Pick out all lines in the listing holding the string "Volume" and copy them.

━━━━━ DATA ENTRIES

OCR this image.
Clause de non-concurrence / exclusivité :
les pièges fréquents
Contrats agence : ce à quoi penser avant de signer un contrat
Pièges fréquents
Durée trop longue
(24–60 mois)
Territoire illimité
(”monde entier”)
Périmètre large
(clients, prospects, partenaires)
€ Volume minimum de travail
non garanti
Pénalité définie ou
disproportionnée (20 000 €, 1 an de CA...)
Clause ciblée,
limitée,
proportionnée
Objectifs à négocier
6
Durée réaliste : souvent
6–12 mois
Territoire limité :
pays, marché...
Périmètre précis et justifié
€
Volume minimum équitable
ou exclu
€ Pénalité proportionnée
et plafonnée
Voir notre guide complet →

━━━━━━━━━━
━━━━━ DATA ENTRIES

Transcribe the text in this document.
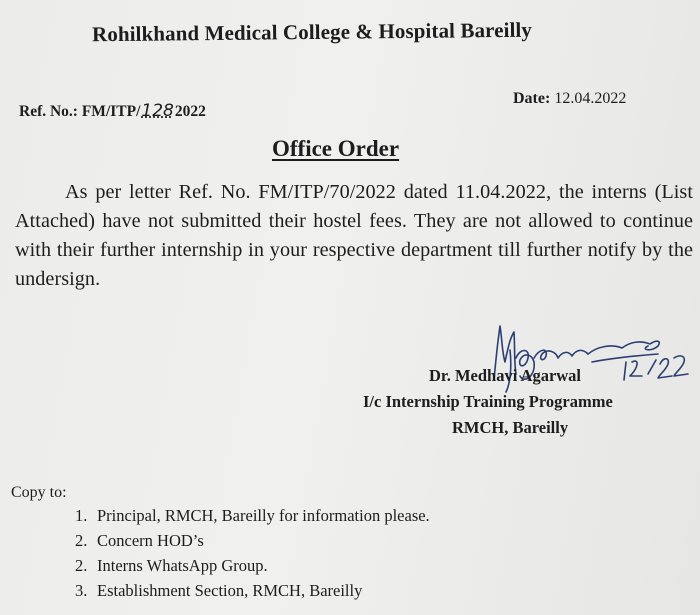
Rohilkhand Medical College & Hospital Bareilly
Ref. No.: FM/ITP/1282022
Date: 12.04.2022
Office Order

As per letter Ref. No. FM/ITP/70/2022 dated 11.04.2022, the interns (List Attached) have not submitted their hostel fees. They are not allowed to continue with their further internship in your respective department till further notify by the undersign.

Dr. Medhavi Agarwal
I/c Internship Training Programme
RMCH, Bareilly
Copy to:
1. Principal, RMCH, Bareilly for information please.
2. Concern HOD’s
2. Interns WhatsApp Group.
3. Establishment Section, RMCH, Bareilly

━━━━━━━━━━
━━━━━ DATA ENTRIES

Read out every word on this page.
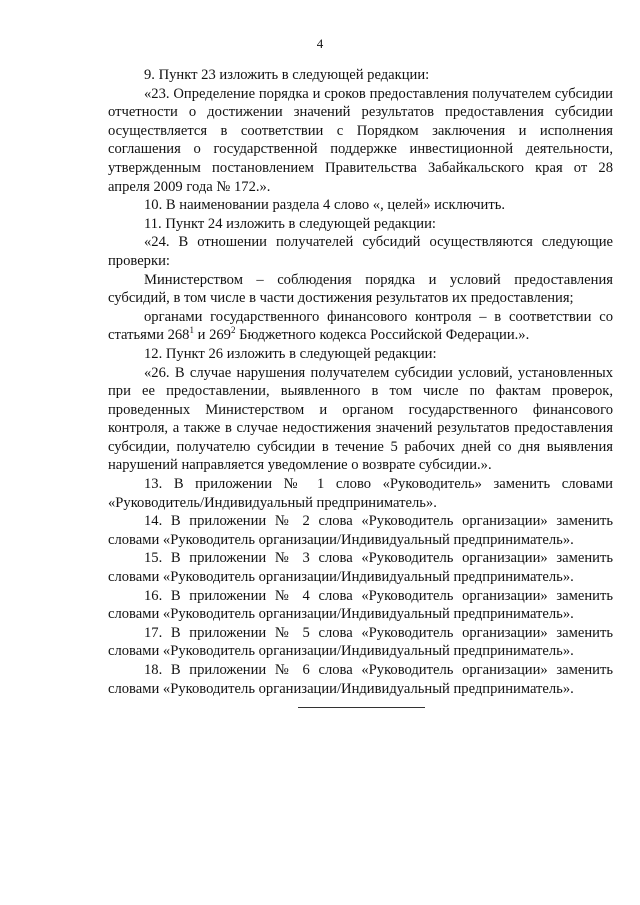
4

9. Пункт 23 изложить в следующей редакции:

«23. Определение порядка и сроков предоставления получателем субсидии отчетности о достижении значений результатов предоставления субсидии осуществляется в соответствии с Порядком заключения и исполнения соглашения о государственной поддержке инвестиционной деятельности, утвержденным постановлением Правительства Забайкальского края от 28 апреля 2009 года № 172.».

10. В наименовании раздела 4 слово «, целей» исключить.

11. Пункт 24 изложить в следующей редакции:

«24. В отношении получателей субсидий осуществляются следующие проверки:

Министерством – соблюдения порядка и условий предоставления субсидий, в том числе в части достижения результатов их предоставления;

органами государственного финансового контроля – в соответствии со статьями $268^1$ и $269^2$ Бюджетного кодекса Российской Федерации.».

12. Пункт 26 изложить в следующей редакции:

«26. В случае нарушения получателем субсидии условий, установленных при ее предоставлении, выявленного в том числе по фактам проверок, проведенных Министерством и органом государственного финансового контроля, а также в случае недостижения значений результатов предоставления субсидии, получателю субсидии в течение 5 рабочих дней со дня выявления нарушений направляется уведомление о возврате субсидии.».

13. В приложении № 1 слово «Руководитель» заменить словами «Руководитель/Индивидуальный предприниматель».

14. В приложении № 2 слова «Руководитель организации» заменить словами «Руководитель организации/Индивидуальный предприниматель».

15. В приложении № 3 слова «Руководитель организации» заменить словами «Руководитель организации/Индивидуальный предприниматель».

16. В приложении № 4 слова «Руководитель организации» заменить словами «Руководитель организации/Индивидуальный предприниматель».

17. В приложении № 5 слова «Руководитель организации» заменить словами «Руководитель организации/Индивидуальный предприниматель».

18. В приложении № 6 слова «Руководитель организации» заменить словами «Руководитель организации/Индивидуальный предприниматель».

━━━━━━━━━━

_EXERCISE RESPONSE_.
€ Volume minimum de travail
Volume minimum équitable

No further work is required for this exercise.